_REQUIRED WORK_
Filter the listing and keep only the lines with the word "天雷大法".

_EXERCISE DATA_

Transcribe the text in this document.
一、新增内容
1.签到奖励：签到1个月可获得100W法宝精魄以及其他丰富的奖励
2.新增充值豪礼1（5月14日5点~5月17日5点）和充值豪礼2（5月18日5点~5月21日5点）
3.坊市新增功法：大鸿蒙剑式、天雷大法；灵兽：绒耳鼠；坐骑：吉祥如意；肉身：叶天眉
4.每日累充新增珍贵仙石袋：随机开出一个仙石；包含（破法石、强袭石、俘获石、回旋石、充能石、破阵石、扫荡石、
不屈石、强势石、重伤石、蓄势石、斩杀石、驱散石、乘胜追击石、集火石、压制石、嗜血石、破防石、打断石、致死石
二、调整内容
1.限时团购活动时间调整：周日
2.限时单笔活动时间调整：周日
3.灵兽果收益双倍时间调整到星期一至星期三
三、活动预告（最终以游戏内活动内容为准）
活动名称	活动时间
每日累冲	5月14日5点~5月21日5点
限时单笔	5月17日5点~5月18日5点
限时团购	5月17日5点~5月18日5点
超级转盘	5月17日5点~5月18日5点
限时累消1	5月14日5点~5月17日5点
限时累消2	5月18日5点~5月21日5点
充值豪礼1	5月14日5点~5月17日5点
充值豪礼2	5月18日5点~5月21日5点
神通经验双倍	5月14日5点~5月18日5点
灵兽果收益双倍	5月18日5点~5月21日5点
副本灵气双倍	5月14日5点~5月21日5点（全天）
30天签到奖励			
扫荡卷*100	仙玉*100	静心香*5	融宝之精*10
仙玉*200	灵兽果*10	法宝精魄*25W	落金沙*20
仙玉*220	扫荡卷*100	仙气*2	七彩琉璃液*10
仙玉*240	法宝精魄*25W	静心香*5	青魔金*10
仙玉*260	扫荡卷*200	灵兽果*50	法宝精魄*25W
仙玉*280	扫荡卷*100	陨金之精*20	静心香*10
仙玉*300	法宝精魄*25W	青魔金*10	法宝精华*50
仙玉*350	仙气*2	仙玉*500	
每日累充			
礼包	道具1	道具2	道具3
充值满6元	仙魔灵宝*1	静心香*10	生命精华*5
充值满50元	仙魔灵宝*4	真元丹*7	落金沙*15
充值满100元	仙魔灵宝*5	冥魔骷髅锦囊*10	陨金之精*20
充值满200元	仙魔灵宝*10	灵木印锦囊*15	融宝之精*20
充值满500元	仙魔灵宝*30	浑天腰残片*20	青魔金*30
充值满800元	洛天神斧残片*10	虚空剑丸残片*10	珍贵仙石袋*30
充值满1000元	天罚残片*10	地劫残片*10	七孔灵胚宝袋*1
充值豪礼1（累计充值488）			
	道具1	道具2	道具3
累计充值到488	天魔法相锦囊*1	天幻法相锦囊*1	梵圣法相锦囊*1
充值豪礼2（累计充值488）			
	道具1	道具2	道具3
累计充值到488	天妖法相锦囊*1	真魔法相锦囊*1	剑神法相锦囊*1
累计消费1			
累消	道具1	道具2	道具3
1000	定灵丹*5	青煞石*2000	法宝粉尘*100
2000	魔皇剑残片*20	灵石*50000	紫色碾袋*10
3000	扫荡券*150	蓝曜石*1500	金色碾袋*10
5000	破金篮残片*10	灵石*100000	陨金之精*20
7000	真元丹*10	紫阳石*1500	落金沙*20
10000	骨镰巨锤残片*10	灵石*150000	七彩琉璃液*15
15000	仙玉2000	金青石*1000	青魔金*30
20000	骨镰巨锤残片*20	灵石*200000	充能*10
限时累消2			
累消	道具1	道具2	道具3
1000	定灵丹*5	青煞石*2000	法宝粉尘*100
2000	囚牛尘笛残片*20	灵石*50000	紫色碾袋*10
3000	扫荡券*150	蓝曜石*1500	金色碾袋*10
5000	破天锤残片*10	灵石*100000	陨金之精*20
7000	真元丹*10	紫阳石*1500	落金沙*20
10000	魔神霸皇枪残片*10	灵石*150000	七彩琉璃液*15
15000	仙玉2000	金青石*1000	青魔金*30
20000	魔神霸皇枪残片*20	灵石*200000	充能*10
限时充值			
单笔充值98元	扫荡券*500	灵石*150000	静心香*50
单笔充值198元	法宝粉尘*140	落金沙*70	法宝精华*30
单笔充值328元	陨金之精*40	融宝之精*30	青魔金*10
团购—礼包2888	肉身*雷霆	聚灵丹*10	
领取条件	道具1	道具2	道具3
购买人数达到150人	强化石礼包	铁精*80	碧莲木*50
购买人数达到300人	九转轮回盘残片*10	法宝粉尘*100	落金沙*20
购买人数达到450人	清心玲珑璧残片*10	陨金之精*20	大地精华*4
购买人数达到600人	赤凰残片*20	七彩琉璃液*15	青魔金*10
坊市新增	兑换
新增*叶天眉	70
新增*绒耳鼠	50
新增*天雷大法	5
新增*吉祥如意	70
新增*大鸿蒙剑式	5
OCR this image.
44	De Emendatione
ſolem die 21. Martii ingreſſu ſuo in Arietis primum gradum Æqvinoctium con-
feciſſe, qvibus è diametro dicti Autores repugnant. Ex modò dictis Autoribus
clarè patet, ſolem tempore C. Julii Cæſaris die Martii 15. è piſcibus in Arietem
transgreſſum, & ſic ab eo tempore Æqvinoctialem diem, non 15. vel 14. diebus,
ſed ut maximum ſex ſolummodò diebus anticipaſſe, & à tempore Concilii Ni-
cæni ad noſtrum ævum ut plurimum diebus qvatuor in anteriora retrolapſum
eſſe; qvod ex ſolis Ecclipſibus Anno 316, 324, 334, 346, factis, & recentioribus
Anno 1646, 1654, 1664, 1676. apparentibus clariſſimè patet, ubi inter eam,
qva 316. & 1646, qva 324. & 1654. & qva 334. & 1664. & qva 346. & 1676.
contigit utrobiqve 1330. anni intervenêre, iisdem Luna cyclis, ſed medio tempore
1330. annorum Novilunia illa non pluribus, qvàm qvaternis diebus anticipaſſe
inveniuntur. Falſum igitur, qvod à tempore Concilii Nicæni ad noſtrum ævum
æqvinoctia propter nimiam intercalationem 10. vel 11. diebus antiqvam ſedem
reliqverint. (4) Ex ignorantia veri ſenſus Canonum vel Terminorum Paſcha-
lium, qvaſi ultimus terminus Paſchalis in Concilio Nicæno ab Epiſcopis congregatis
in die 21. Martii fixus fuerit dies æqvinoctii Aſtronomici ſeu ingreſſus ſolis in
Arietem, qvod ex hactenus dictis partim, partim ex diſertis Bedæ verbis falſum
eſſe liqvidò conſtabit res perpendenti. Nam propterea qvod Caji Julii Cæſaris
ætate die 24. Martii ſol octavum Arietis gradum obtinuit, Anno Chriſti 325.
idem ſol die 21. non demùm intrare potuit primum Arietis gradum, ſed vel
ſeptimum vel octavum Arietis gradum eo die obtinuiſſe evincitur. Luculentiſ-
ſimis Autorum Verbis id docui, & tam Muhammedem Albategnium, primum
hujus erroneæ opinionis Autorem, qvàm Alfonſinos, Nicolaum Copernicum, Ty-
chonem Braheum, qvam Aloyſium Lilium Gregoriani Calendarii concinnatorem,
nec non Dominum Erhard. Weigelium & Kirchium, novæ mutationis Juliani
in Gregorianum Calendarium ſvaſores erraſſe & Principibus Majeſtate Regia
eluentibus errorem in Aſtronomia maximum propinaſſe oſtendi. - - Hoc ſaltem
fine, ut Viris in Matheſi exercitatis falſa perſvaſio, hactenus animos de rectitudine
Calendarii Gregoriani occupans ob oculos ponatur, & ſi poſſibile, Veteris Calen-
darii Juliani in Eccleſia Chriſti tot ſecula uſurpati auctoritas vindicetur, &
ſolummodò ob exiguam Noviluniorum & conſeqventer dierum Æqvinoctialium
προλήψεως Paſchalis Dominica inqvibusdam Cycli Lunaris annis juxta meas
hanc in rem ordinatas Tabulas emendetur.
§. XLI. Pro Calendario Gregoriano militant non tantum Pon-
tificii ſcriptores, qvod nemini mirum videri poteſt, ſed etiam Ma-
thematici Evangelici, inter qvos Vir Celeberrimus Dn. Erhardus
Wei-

_EXERCISE SOLUTION_
3.坊市新增功法：大鸿蒙剑式、天雷大法；灵兽：绒耳鼠；坐骑：吉祥如意；肉身：叶天眉
新增*天雷大法	5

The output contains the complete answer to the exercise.